WHAT TO PRODUCE: In the blog post about Civil War era maps, what format are the full-resolution downloads in?

[Start GIVEN TEXT]

Dead Confederates, A Civil War Era Blog

Only Cartophiles Need Apply

Posted in Technology by Andy Hall on August 18, 2011

One of the traits often ascribed to Robert E. Lee was his uncanny ability to read terrain. He had, according to some, an almost preternatural ability to see on the other side of the hill, to know intuitively how best to position his forces for maximum effect on ground he’d never traversed before. His engineer’s eye for terrain didn’t always serve him well, but it did more reliably than most officers’.

I thought about that when I discovered this index of (mostly) Civil War era maps from the U.S. War Department, Office of the Chief of Engineers records at the National Archives. It’s a very large collection, and most files can be either previewed in small scale (“access image”) size or downloaded, in TIFF format, at full resolution. To make use of the latter, you’ll need some good graphics software and a fast Internet connection; this chart, which seems to be the basis for the plan of Galveston in the OR Atlas, is a whopping 106MB at full resolution.

[End GIVEN TEXT]
[Start DATA ROWS]

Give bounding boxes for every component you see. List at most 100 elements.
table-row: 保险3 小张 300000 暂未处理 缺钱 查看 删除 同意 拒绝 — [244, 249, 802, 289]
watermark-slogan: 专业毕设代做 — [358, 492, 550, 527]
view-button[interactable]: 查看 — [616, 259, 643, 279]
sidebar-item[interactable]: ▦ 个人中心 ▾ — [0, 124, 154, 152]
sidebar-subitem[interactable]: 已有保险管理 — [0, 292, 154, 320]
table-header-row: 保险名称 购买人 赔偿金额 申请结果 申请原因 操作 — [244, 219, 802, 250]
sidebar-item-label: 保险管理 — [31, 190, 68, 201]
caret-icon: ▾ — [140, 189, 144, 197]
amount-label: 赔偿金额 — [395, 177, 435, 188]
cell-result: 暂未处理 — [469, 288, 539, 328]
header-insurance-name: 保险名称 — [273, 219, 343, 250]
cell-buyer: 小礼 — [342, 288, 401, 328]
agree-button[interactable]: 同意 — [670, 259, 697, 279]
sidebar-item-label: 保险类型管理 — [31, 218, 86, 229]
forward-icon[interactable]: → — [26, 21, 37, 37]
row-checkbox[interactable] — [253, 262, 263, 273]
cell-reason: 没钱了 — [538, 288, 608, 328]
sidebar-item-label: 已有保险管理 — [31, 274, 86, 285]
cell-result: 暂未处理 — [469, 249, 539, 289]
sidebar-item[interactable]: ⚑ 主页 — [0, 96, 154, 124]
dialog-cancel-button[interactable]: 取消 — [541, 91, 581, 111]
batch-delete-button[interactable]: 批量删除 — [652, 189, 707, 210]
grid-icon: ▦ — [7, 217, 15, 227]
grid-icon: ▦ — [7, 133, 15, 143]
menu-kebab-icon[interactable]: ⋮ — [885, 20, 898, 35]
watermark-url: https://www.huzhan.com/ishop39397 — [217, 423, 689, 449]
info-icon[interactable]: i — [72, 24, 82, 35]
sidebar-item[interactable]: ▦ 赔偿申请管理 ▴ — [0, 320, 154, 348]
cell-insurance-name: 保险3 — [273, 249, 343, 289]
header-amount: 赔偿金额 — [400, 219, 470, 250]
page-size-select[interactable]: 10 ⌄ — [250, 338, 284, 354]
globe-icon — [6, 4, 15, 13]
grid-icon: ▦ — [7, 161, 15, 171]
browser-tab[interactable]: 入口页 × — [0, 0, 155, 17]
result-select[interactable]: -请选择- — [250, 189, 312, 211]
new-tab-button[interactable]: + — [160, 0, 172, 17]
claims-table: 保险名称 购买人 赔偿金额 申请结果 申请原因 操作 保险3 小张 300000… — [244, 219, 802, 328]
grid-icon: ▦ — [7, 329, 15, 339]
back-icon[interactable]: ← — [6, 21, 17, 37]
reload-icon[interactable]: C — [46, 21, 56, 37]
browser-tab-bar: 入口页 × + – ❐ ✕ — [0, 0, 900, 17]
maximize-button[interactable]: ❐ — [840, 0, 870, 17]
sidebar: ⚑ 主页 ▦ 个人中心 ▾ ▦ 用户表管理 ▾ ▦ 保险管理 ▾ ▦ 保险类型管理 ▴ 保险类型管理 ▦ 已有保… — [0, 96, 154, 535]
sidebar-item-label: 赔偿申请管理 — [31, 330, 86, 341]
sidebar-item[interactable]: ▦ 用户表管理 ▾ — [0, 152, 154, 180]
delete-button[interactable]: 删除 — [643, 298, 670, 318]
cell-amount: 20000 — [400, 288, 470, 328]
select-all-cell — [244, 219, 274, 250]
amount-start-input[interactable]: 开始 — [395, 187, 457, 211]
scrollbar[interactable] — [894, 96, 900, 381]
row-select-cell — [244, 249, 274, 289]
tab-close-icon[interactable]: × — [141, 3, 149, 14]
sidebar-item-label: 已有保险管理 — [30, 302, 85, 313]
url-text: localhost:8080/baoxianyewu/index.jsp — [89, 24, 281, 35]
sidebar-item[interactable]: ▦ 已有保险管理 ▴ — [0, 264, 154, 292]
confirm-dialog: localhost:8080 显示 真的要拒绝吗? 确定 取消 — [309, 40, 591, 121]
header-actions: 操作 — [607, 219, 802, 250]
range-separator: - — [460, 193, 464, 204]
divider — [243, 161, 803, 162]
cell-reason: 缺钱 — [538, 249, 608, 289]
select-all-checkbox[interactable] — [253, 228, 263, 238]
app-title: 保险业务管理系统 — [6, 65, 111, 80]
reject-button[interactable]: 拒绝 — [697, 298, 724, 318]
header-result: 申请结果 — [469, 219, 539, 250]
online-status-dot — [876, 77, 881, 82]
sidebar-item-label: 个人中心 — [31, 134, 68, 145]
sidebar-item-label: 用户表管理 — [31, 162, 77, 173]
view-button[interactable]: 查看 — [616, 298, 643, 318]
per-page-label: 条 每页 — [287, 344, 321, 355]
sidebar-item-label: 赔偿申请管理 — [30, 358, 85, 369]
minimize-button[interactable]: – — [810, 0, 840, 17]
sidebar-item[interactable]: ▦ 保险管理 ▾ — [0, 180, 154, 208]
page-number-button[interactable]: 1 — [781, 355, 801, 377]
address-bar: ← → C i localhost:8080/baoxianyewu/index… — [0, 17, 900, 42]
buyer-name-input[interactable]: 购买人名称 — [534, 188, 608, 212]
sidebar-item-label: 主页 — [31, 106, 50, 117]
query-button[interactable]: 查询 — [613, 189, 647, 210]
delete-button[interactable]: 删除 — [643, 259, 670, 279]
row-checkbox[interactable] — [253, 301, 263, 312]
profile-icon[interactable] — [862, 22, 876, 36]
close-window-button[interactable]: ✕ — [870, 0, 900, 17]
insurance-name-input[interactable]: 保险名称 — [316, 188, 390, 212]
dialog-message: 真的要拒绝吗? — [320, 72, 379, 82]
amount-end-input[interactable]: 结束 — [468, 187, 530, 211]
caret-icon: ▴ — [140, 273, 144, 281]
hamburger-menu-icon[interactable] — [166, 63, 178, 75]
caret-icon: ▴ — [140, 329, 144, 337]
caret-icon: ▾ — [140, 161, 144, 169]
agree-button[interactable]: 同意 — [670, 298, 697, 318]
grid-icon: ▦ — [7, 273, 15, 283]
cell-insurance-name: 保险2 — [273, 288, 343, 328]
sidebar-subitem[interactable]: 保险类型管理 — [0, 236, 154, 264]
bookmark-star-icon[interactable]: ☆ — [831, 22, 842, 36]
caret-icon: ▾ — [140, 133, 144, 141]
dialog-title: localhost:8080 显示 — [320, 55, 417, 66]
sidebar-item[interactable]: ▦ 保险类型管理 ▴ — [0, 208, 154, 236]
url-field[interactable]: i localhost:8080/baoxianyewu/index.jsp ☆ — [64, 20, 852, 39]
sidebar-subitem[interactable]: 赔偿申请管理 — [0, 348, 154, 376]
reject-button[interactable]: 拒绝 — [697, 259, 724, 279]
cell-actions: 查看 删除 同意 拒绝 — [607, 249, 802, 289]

[End DATA ROWS]

RESPONSE BELOW: TIFF